Data records
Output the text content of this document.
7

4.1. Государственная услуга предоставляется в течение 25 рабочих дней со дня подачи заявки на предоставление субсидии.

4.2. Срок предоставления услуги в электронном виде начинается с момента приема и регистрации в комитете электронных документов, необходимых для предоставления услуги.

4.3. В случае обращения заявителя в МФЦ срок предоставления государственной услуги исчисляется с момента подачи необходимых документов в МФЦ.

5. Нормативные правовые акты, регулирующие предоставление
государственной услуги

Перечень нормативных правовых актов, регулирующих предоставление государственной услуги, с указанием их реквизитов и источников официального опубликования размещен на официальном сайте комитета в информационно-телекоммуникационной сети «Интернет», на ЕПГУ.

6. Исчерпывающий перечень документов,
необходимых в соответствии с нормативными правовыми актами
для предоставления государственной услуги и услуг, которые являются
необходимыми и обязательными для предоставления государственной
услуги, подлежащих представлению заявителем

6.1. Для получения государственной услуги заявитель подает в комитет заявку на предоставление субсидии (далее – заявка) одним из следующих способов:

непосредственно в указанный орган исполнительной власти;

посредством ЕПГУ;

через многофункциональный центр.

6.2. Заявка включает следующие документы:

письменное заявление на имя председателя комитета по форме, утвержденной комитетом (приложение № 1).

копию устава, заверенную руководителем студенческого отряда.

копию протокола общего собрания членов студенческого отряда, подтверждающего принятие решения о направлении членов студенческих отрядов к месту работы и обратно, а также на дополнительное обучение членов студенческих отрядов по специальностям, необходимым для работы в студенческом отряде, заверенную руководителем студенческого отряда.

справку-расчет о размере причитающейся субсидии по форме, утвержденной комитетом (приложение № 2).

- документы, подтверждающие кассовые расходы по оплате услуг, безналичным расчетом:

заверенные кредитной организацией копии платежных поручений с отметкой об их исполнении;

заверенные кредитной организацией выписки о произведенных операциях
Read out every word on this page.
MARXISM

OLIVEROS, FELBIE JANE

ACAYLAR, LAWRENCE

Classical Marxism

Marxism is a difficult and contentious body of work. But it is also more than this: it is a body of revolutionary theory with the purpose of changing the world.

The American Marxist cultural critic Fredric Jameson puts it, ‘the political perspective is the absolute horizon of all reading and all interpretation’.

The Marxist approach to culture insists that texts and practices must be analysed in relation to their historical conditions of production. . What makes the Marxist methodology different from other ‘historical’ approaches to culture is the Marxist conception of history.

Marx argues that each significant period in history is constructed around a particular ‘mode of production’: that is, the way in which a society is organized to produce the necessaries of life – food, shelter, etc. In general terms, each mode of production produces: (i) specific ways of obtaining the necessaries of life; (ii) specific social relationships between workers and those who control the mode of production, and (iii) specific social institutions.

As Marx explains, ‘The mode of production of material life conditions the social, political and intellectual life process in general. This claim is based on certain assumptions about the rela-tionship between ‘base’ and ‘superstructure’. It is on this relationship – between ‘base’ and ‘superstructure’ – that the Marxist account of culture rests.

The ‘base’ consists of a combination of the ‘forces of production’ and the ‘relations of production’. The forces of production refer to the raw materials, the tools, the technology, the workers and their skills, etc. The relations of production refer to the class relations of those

Directions for this task
Copy down every line of the material above that includes the string "утвержденной".

Task result
письменное заявление на имя председателя комитета по форме, утвержденной комитетом (приложение № 1).
справку-расчет о размере причитающейся субсидии по форме, утвержденной комитетом (приложение № 2).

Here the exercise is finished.